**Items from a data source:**
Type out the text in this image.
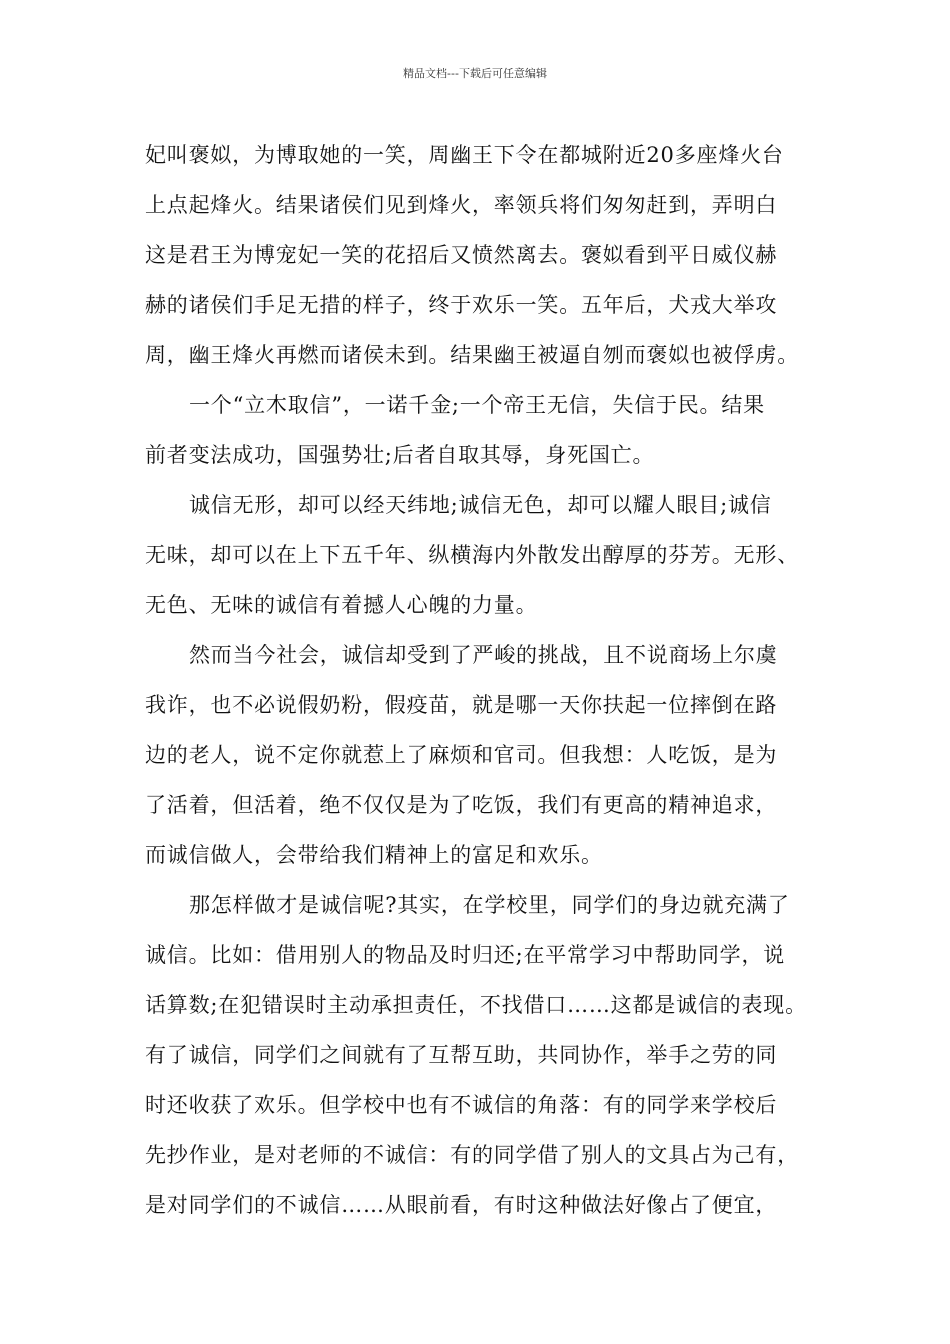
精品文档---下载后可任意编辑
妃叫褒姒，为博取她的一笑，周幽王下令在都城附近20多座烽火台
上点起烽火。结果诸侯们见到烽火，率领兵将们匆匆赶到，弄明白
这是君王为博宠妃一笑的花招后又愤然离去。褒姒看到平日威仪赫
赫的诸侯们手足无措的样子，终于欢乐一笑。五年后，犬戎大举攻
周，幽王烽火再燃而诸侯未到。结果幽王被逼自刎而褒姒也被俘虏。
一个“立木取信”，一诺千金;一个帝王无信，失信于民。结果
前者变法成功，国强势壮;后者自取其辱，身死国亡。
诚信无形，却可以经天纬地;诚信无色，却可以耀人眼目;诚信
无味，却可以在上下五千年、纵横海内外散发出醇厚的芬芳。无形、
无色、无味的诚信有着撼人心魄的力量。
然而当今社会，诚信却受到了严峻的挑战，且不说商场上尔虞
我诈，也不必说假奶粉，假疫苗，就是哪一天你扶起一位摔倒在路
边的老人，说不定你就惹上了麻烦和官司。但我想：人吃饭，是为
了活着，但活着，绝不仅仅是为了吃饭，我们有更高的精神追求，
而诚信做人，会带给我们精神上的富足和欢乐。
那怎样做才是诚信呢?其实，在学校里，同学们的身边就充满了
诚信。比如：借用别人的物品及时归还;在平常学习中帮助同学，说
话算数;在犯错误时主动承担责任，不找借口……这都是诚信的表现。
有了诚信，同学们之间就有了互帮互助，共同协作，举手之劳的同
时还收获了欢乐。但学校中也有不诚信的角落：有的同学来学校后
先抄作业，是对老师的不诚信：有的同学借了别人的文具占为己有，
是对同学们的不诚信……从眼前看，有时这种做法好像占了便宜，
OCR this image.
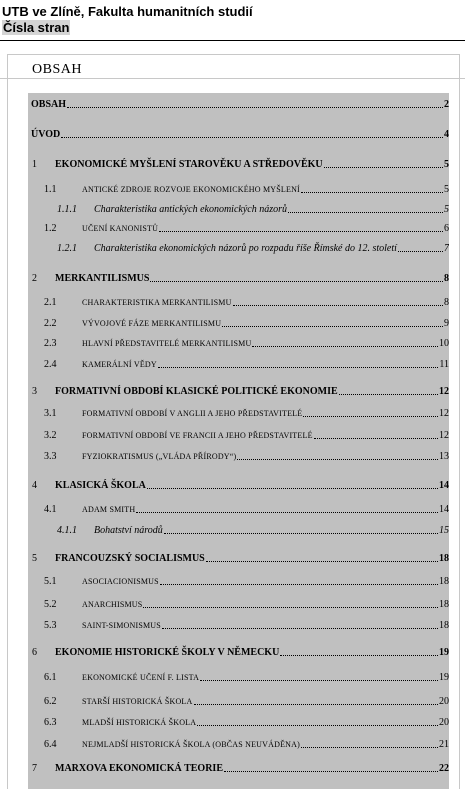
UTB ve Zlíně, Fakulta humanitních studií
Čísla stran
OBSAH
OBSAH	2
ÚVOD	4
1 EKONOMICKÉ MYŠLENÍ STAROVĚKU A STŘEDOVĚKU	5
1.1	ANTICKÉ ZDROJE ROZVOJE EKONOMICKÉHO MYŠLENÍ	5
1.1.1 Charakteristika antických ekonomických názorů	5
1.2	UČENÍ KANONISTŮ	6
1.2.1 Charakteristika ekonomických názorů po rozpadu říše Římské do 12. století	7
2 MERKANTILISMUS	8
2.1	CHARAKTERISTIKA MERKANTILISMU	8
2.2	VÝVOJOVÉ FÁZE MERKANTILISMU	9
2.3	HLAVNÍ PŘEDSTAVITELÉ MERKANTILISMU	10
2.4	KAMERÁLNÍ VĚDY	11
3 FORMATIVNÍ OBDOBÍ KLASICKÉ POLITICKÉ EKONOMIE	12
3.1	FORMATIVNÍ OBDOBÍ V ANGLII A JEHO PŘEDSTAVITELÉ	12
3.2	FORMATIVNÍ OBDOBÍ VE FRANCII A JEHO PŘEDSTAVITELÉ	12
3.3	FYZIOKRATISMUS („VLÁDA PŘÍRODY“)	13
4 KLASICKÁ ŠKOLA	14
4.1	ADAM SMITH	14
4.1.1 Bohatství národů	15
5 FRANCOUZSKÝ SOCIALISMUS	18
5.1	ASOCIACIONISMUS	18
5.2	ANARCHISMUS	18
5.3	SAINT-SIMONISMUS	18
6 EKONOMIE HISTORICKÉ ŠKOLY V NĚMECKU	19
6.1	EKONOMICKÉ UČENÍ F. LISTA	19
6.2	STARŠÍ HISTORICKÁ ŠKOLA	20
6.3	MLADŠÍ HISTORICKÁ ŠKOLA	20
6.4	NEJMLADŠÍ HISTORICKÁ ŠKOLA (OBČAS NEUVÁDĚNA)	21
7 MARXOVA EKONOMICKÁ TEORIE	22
==
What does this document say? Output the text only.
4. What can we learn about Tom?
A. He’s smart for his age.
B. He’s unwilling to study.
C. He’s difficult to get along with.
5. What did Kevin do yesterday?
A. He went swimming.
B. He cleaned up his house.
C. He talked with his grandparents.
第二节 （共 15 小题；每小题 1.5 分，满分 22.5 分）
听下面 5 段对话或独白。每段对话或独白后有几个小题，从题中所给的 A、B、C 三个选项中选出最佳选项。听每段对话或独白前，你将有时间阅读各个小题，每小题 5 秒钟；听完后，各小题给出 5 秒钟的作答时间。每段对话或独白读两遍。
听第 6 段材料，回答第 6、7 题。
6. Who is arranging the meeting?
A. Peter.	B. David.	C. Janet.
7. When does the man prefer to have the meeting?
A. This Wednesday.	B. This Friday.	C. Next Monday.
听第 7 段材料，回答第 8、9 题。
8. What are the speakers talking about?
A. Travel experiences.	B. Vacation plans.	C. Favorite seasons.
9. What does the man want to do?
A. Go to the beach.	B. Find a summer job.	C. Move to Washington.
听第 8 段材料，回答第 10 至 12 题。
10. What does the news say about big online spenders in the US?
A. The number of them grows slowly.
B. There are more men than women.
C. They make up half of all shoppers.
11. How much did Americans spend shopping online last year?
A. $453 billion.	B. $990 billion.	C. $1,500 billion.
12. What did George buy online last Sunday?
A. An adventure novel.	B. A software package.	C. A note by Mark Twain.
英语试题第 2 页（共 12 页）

**What is needed:** Go through the material and select each line with the string "online" in it.

**Full solution:**
10. What does the news say about big online spenders in the US?
11. How much did Americans spend shopping online last year?
12. What did George buy online last Sunday?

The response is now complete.